======== MATÉRIEL D'EXERCICE ========
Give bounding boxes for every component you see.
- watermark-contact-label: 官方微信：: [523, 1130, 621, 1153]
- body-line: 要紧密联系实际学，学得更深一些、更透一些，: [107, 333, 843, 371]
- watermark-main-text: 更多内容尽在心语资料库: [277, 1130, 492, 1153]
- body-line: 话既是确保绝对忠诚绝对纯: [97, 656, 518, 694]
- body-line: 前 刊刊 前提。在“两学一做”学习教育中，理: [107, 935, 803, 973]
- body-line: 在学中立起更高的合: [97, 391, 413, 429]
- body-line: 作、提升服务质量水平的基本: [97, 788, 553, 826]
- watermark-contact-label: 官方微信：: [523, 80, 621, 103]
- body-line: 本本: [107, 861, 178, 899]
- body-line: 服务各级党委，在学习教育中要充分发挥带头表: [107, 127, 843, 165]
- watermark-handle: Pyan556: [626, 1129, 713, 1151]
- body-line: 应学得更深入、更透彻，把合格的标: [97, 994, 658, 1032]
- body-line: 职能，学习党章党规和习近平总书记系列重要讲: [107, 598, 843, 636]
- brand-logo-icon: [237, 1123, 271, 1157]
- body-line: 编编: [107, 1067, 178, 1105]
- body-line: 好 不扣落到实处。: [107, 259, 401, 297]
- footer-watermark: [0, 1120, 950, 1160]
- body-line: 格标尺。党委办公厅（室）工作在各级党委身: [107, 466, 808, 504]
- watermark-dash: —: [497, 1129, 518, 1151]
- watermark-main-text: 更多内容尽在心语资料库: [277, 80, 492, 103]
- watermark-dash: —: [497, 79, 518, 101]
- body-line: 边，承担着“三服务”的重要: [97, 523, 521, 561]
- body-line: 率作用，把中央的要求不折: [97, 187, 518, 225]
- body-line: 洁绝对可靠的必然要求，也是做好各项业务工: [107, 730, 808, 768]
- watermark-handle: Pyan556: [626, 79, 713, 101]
========
Quelles lignes ci-dessus contiennent la chaîne « text », en respectant la casse ? Renvoyez-les toutes, sans rien y changer.

- watermark-main-text: 更多内容尽在心语资料库: [277, 1130, 492, 1153]
- watermark-main-text: 更多内容尽在心语资料库: [277, 80, 492, 103]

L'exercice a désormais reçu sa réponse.